| Problem description |
Make an exact copy of the records, dropping all pictures.

** START **

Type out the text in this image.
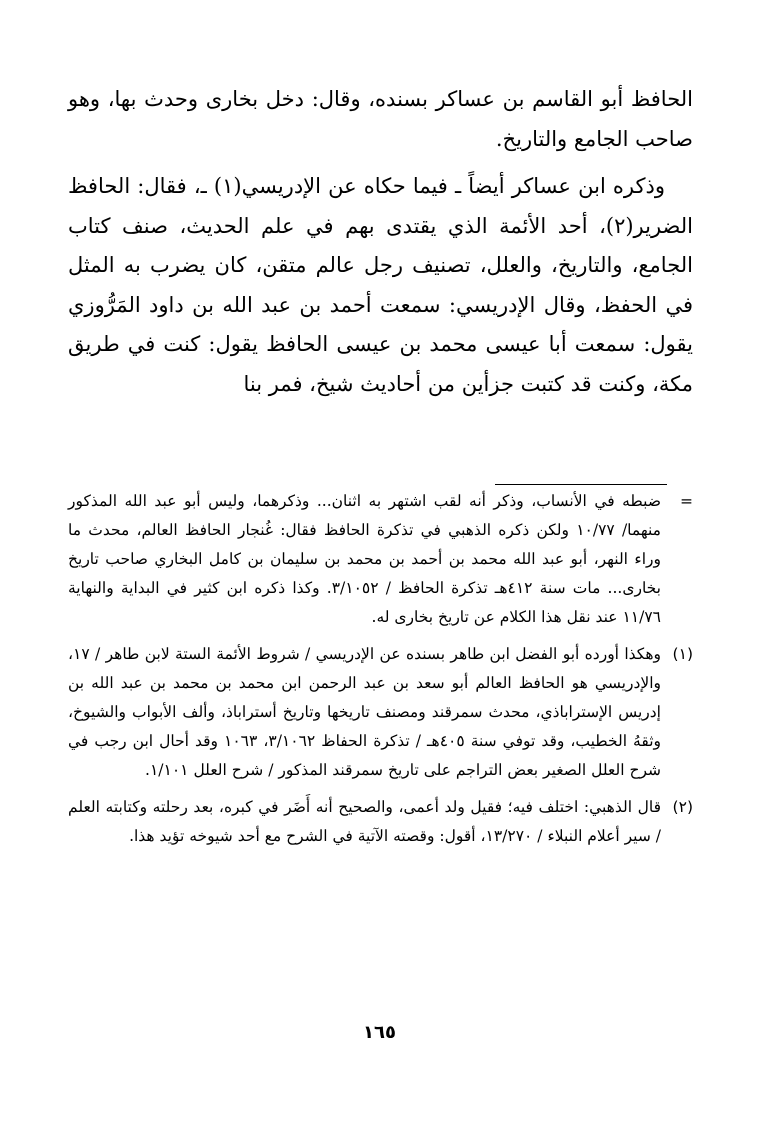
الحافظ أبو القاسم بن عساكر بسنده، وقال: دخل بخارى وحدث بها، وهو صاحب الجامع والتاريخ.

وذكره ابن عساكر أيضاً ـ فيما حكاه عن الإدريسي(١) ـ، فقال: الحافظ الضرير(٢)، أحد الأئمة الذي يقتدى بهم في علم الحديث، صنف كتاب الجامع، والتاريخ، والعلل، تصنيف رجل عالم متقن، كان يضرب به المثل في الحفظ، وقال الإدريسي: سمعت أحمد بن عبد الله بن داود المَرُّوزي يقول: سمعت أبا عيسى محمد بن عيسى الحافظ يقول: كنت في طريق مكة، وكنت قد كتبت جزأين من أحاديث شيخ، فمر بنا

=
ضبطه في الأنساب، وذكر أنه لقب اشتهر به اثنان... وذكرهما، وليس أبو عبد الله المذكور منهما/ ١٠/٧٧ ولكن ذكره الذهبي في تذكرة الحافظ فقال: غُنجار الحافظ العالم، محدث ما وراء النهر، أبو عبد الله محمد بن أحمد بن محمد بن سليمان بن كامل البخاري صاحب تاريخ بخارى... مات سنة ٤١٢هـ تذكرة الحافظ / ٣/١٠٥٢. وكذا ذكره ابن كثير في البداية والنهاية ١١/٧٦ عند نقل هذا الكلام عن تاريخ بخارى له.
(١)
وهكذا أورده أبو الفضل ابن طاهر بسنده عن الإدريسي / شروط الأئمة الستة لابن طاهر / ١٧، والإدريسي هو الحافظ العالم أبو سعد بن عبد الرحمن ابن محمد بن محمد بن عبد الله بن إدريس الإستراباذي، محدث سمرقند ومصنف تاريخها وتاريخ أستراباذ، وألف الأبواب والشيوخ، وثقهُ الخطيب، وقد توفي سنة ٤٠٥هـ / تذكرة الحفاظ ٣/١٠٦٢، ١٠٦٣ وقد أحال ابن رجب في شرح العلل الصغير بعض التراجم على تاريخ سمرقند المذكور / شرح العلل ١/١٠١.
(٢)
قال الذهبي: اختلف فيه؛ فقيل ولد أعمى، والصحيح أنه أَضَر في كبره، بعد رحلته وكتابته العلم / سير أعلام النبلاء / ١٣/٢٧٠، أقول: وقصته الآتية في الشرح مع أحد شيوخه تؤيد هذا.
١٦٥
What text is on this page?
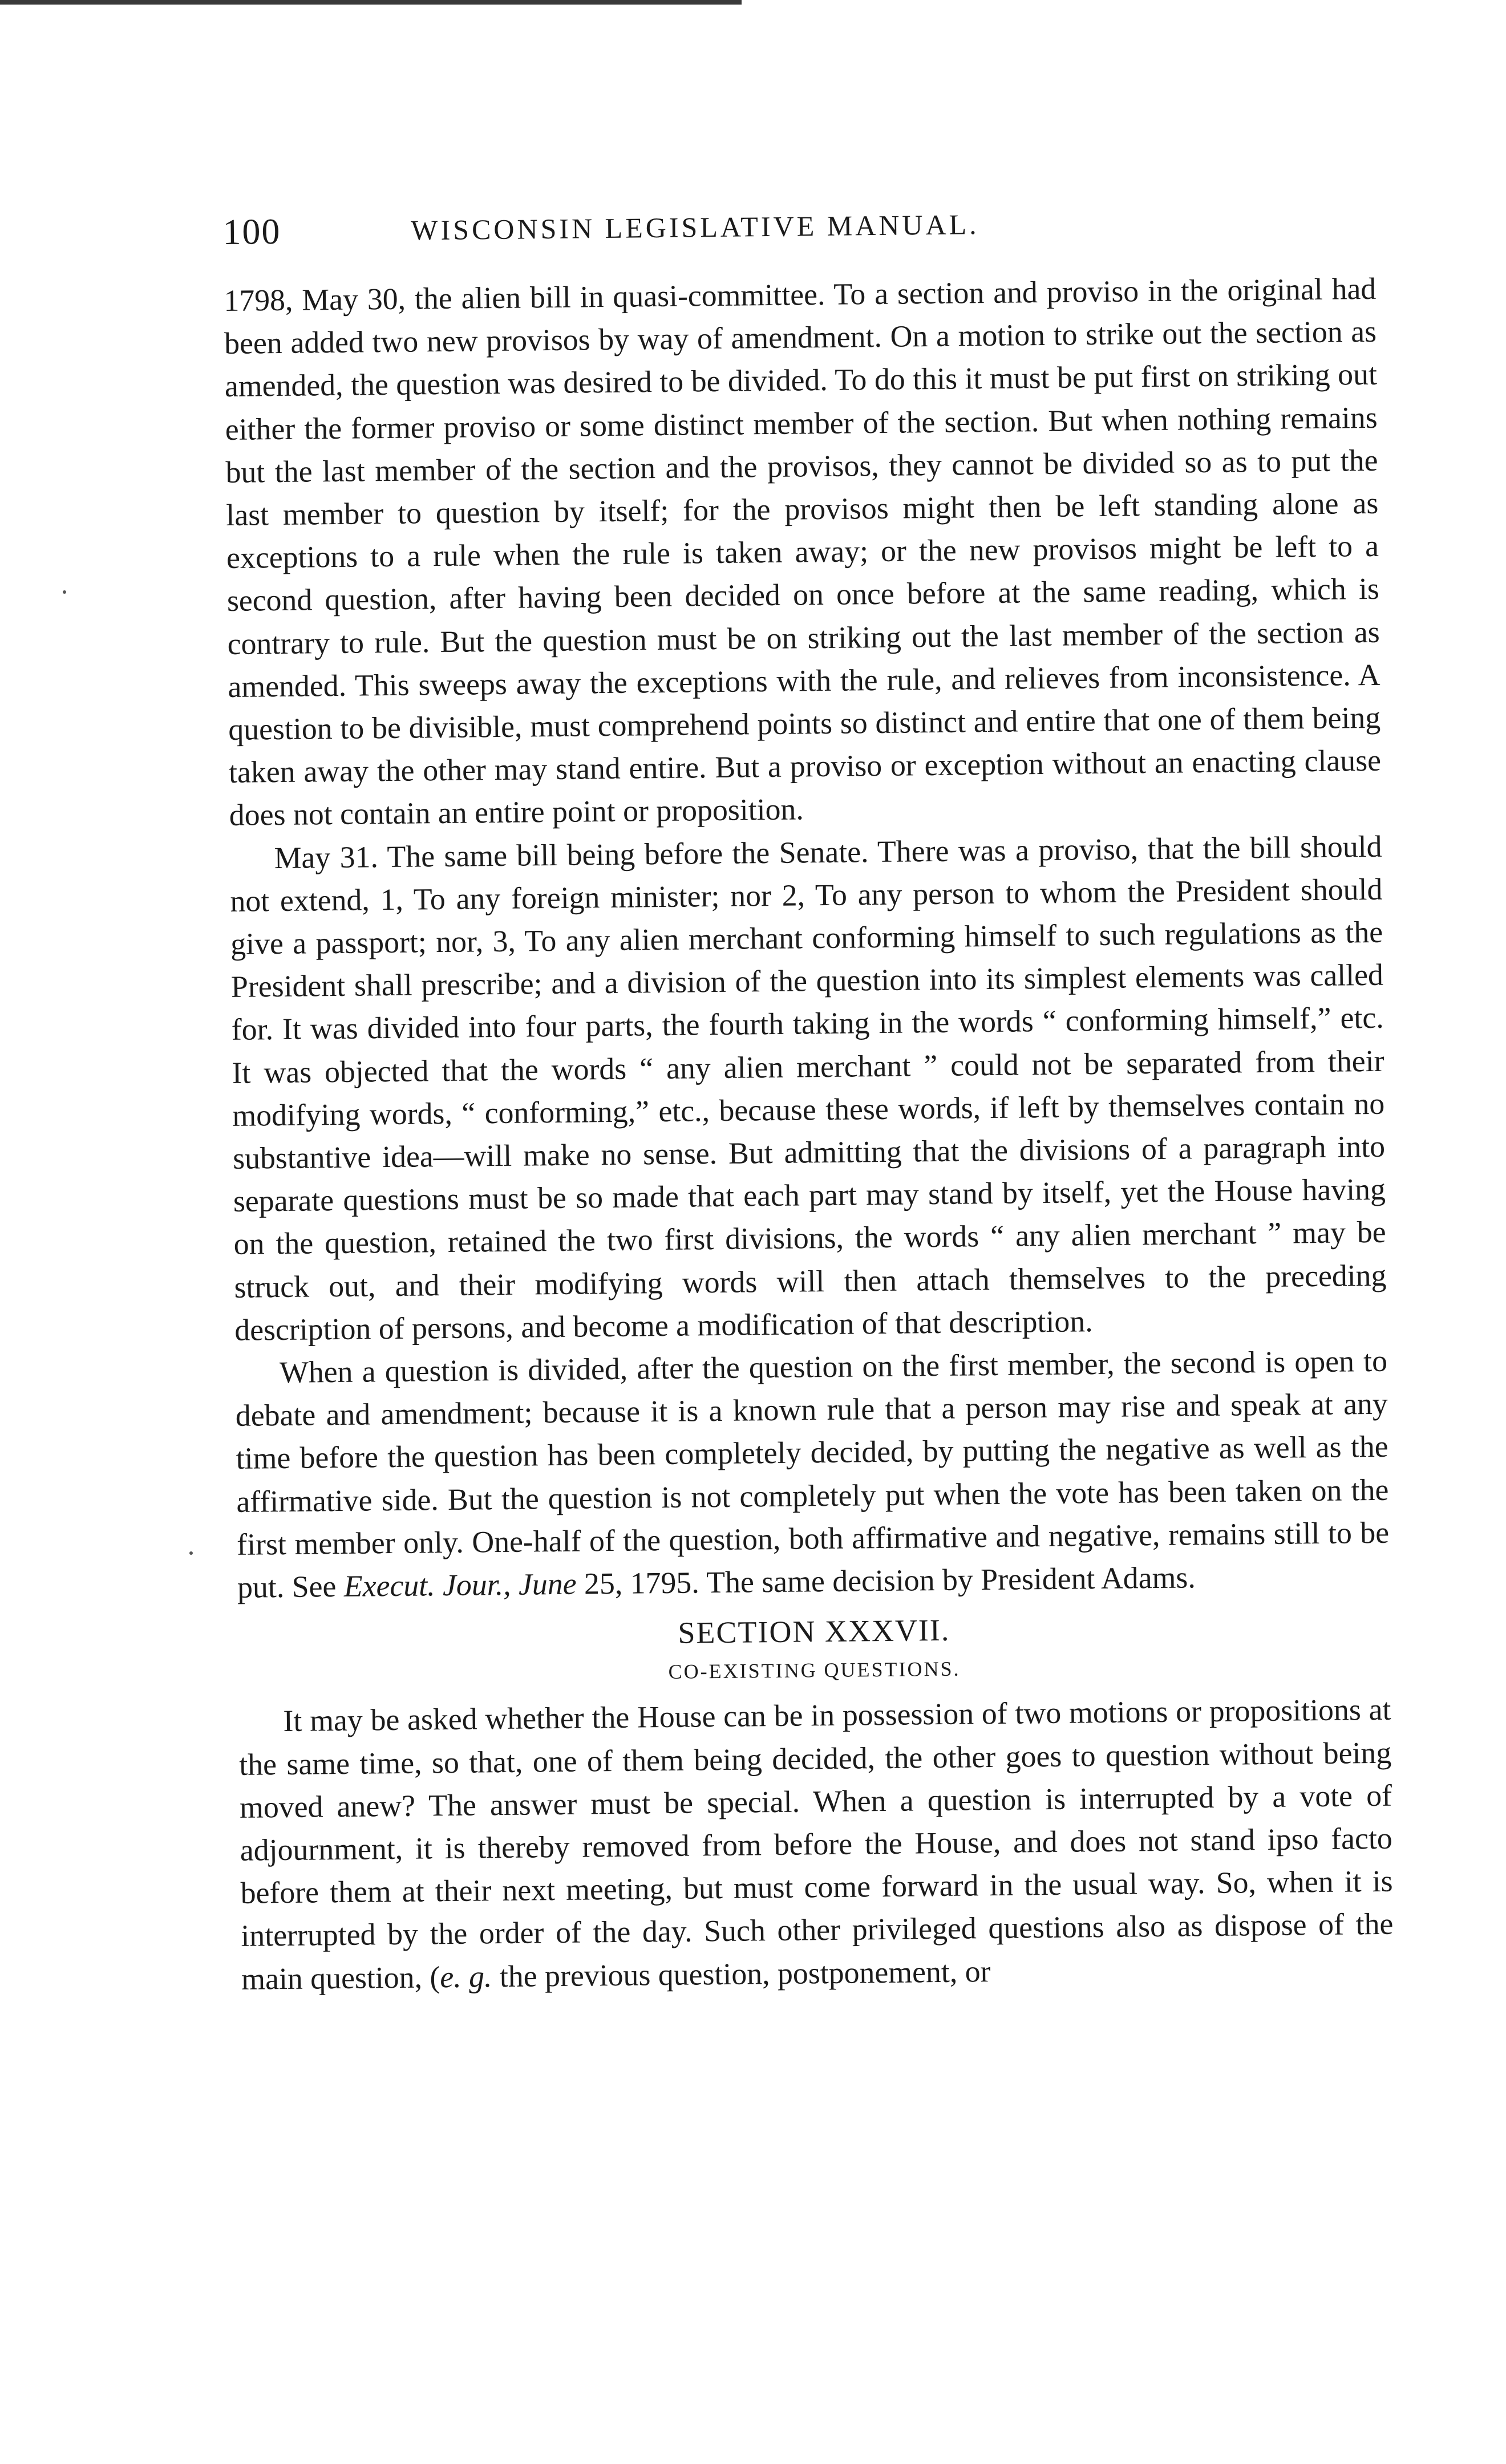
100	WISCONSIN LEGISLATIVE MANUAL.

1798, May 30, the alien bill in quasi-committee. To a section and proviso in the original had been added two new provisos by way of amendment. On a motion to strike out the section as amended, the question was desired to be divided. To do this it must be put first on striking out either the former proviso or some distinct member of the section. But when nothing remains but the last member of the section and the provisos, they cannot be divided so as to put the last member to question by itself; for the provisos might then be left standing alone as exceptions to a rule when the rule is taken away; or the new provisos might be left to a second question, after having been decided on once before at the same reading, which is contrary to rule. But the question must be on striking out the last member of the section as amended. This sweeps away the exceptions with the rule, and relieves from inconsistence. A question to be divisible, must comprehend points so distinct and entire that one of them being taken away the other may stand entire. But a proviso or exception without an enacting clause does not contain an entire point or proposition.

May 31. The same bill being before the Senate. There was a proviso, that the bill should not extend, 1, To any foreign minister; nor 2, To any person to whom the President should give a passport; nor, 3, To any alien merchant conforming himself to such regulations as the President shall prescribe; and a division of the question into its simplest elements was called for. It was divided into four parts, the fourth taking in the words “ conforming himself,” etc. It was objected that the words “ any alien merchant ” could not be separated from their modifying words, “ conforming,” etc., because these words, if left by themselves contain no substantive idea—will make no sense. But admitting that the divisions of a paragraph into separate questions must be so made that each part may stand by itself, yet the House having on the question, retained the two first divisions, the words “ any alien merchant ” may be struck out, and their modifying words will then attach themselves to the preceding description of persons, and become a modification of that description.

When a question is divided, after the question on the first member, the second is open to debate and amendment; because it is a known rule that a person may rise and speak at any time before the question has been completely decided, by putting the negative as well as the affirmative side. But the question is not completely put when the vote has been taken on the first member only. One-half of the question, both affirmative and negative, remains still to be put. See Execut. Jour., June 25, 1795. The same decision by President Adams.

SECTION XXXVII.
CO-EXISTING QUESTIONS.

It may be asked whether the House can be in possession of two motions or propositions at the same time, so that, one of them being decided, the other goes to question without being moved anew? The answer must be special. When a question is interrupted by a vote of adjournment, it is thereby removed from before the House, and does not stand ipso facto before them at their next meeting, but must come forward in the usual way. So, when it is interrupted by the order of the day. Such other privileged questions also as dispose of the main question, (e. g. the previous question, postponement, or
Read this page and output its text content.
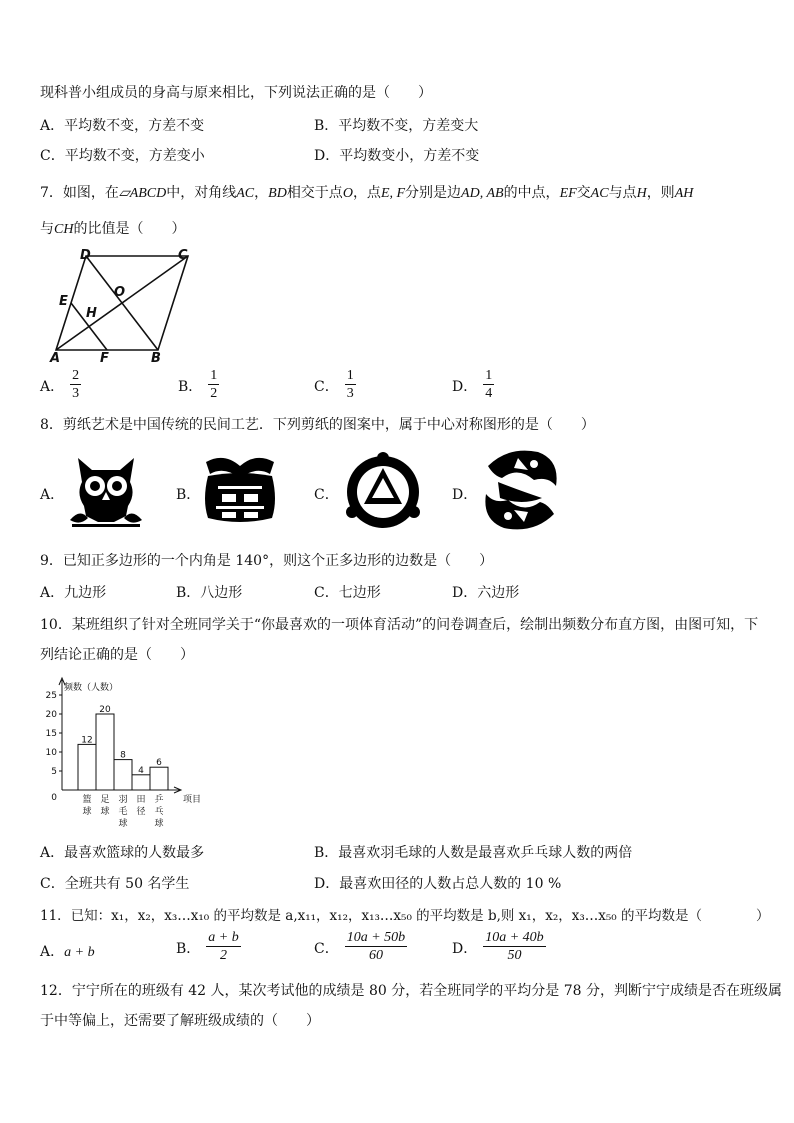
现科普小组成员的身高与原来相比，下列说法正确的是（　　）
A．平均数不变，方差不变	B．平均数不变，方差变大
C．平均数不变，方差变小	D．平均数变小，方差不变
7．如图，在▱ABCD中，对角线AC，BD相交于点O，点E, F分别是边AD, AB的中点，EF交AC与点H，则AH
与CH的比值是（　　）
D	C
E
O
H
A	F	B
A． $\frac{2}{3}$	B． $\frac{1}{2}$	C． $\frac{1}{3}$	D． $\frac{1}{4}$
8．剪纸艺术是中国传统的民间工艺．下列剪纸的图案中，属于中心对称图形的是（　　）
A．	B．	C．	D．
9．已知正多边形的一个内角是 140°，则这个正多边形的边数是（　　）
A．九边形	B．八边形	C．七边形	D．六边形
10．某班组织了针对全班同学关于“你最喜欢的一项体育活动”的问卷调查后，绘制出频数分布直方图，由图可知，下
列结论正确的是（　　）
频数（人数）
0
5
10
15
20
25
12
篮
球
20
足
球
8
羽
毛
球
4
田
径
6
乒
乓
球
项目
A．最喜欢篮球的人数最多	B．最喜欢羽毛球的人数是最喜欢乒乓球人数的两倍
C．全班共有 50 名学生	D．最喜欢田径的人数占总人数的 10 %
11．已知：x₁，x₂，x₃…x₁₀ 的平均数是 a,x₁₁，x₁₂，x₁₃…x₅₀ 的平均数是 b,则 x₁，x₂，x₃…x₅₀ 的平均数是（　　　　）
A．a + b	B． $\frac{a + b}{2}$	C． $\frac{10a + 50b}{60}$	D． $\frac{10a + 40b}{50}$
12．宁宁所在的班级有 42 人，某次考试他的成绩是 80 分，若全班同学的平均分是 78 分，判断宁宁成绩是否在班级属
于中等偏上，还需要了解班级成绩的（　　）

** END **

| Finished task |
Type out the text in this image.
الحافظ أبو القاسم بن عساكر بسنده، وقال: دخل بخارى وحدث بها، وهو صاحب الجامع والتاريخ.

وذكره ابن عساكر أيضاً ـ فيما حكاه عن الإدريسي(١) ـ، فقال: الحافظ الضرير(٢)، أحد الأئمة الذي يقتدى بهم في علم الحديث، صنف كتاب الجامع، والتاريخ، والعلل، تصنيف رجل عالم متقن، كان يضرب به المثل في الحفظ، وقال الإدريسي: سمعت أحمد بن عبد الله بن داود المَرُّوزي يقول: سمعت أبا عيسى محمد بن عيسى الحافظ يقول: كنت في طريق مكة، وكنت قد كتبت جزأين من أحاديث شيخ، فمر بنا

=
ضبطه في الأنساب، وذكر أنه لقب اشتهر به اثنان... وذكرهما، وليس أبو عبد الله المذكور منهما/ ١٠/٧٧ ولكن ذكره الذهبي في تذكرة الحافظ فقال: غُنجار الحافظ العالم، محدث ما وراء النهر، أبو عبد الله محمد بن أحمد بن محمد بن سليمان بن كامل البخاري صاحب تاريخ بخارى... مات سنة ٤١٢هـ تذكرة الحافظ / ٣/١٠٥٢. وكذا ذكره ابن كثير في البداية والنهاية ١١/٧٦ عند نقل هذا الكلام عن تاريخ بخارى له.
(١)
وهكذا أورده أبو الفضل ابن طاهر بسنده عن الإدريسي / شروط الأئمة الستة لابن طاهر / ١٧، والإدريسي هو الحافظ العالم أبو سعد بن عبد الرحمن ابن محمد بن محمد بن عبد الله بن إدريس الإستراباذي، محدث سمرقند ومصنف تاريخها وتاريخ أستراباذ، وألف الأبواب والشيوخ، وثقهُ الخطيب، وقد توفي سنة ٤٠٥هـ / تذكرة الحفاظ ٣/١٠٦٢، ١٠٦٣ وقد أحال ابن رجب في شرح العلل الصغير بعض التراجم على تاريخ سمرقند المذكور / شرح العلل ١/١٠١.
(٢)
قال الذهبي: اختلف فيه؛ فقيل ولد أعمى، والصحيح أنه أَضَر في كبره، بعد رحلته وكتابته العلم / سير أعلام النبلاء / ١٣/٢٧٠، أقول: وقصته الآتية في الشرح مع أحد شيوخه تؤيد هذا.
١٦٥
What text is on this page?
100	WISCONSIN LEGISLATIVE MANUAL.

1798, May 30, the alien bill in quasi-committee. To a section and proviso in the original had been added two new provisos by way of amendment. On a motion to strike out the section as amended, the question was desired to be divided. To do this it must be put first on striking out either the former proviso or some distinct member of the section. But when nothing remains but the last member of the section and the provisos, they cannot be divided so as to put the last member to question by itself; for the provisos might then be left standing alone as exceptions to a rule when the rule is taken away; or the new provisos might be left to a second question, after having been decided on once before at the same reading, which is contrary to rule. But the question must be on striking out the last member of the section as amended. This sweeps away the exceptions with the rule, and relieves from inconsistence. A question to be divisible, must comprehend points so distinct and entire that one of them being taken away the other may stand entire. But a proviso or exception without an enacting clause does not contain an entire point or proposition.

May 31. The same bill being before the Senate. There was a proviso, that the bill should not extend, 1, To any foreign minister; nor 2, To any person to whom the President should give a passport; nor, 3, To any alien merchant conforming himself to such regulations as the President shall prescribe; and a division of the question into its simplest elements was called for. It was divided into four parts, the fourth taking in the words “ conforming himself,” etc. It was objected that the words “ any alien merchant ” could not be separated from their modifying words, “ conforming,” etc., because these words, if left by themselves contain no substantive idea—will make no sense. But admitting that the divisions of a paragraph into separate questions must be so made that each part may stand by itself, yet the House having on the question, retained the two first divisions, the words “ any alien merchant ” may be struck out, and their modifying words will then attach themselves to the preceding description of persons, and become a modification of that description.

When a question is divided, after the question on the first member, the second is open to debate and amendment; because it is a known rule that a person may rise and speak at any time before the question has been completely decided, by putting the negative as well as the affirmative side. But the question is not completely put when the vote has been taken on the first member only. One-half of the question, both affirmative and negative, remains still to be put. See Execut. Jour., June 25, 1795. The same decision by President Adams.

SECTION XXXVII.
CO-EXISTING QUESTIONS.

It may be asked whether the House can be in possession of two motions or propositions at the same time, so that, one of them being decided, the other goes to question without being moved anew? The answer must be special. When a question is interrupted by a vote of adjournment, it is thereby removed from before the House, and does not stand ipso facto before them at their next meeting, but must come forward in the usual way. So, when it is interrupted by the order of the day. Such other privileged questions also as dispose of the main question, (e. g. the previous question, postponement, or
Read this page and output its text content.
现科普小组成员的身高与原来相比，下列说法正确的是（　　）
A．平均数不变，方差不变	B．平均数不变，方差变大
C．平均数不变，方差变小	D．平均数变小，方差不变
7．如图，在▱ABCD中，对角线AC，BD相交于点O，点E, F分别是边AD, AB的中点，EF交AC与点H，则AH
与CH的比值是（　　）
D	C
E
O
H
A	F	B
A． $\frac{2}{3}$	B． $\frac{1}{2}$	C． $\frac{1}{3}$	D． $\frac{1}{4}$
8．剪纸艺术是中国传统的民间工艺．下列剪纸的图案中，属于中心对称图形的是（　　）
A．	B．	C．	D．
9．已知正多边形的一个内角是 140°，则这个正多边形的边数是（　　）
A．九边形	B．八边形	C．七边形	D．六边形
10．某班组织了针对全班同学关于“你最喜欢的一项体育活动”的问卷调查后，绘制出频数分布直方图，由图可知，下
列结论正确的是（　　）
频数（人数）
0
5
10
15
20
25
12
篮
球
20
足
球
8
羽
毛
球
4
田
径
6
乒
乓
球
项目
A．最喜欢篮球的人数最多	B．最喜欢羽毛球的人数是最喜欢乒乓球人数的两倍
C．全班共有 50 名学生	D．最喜欢田径的人数占总人数的 10 %
11．已知：x₁，x₂，x₃…x₁₀ 的平均数是 a,x₁₁，x₁₂，x₁₃…x₅₀ 的平均数是 b,则 x₁，x₂，x₃…x₅₀ 的平均数是（　　　　）
A．a + b	B． $\frac{a + b}{2}$	C． $\frac{10a + 50b}{60}$	D． $\frac{10a + 40b}{50}$
12．宁宁所在的班级有 42 人，某次考试他的成绩是 80 分，若全班同学的平均分是 78 分，判断宁宁成绩是否在班级属
于中等偏上，还需要了解班级成绩的（　　）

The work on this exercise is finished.